**TASK DETAILS**
Search the listing for "Działalność" and copy every line where it appears.

(Some records)
* * *
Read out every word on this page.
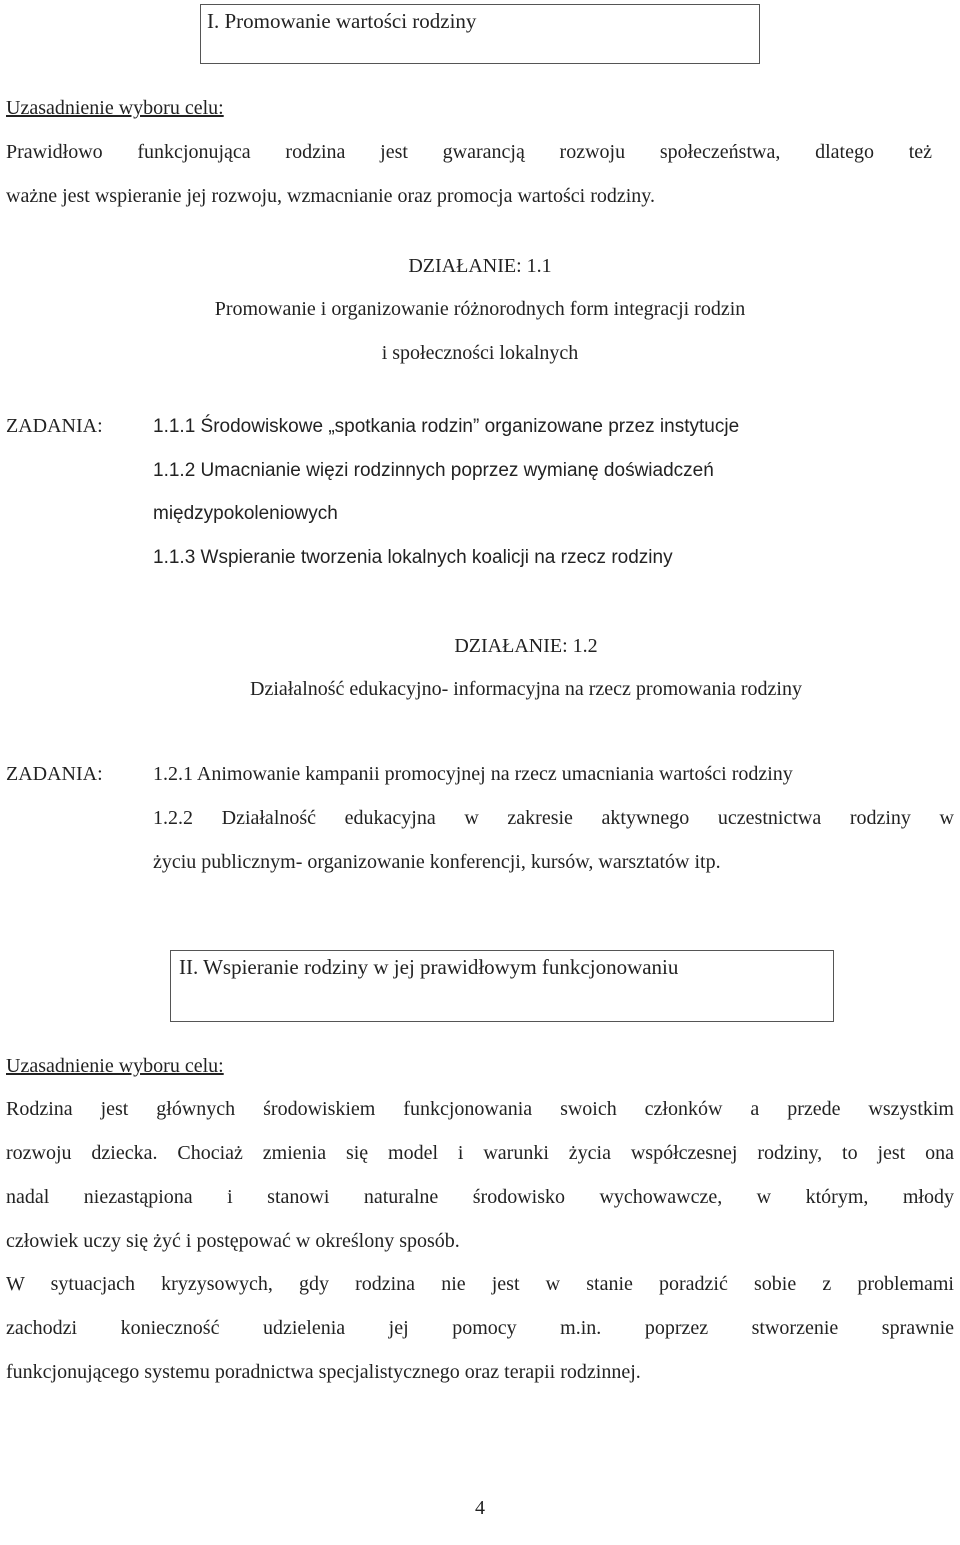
I. Promowanie wartości rodziny
Uzasadnienie wyboru celu:
Prawidłowo funkcjonująca rodzina jest gwarancją rozwoju społeczeństwa, dlatego też
ważne jest wspieranie jej rozwoju, wzmacnianie oraz promocja wartości rodziny.
DZIAŁANIE: 1.1
Promowanie i organizowanie różnorodnych form integracji rodzin
i społeczności lokalnych
ZADANIA:	1.1.1 Środowiskowe „spotkania rodzin” organizowane przez instytucje
1.1.2 Umacnianie więzi rodzinnych poprzez wymianę doświadczeń
międzypokoleniowych
1.1.3 Wspieranie tworzenia lokalnych koalicji na rzecz rodziny
DZIAŁANIE: 1.2
Działalność edukacyjno- informacyjna na rzecz promowania rodziny
ZADANIA:	1.2.1 Animowanie kampanii promocyjnej na rzecz umacniania wartości rodziny
1.2.2 Działalność edukacyjna w zakresie aktywnego uczestnictwa rodziny w
życiu publicznym- organizowanie konferencji, kursów, warsztatów itp.
II. Wspieranie rodziny w jej prawidłowym funkcjonowaniu
Uzasadnienie wyboru celu:
Rodzina jest głównych środowiskiem funkcjonowania swoich członków a przede wszystkim
rozwoju dziecka. Chociaż zmienia się model i warunki życia współczesnej rodziny, to jest ona
nadal niezastąpiona i stanowi naturalne środowisko wychowawcze, w którym, młody
człowiek uczy się żyć i postępować w określony sposób.
W sytuacjach kryzysowych, gdy rodzina nie jest w stanie poradzić sobie z problemami
zachodzi konieczność udzielenia jej pomocy m.in. poprzez stworzenie sprawnie
funkcjonującego systemu poradnictwa specjalistycznego oraz terapii rodzinnej.
4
* * *
**CORRECT RESPONSE**
Działalność edukacyjno- informacyjna na rzecz promowania rodziny
1.2.2 Działalność edukacyjna w zakresie aktywnego uczestnictwa rodziny w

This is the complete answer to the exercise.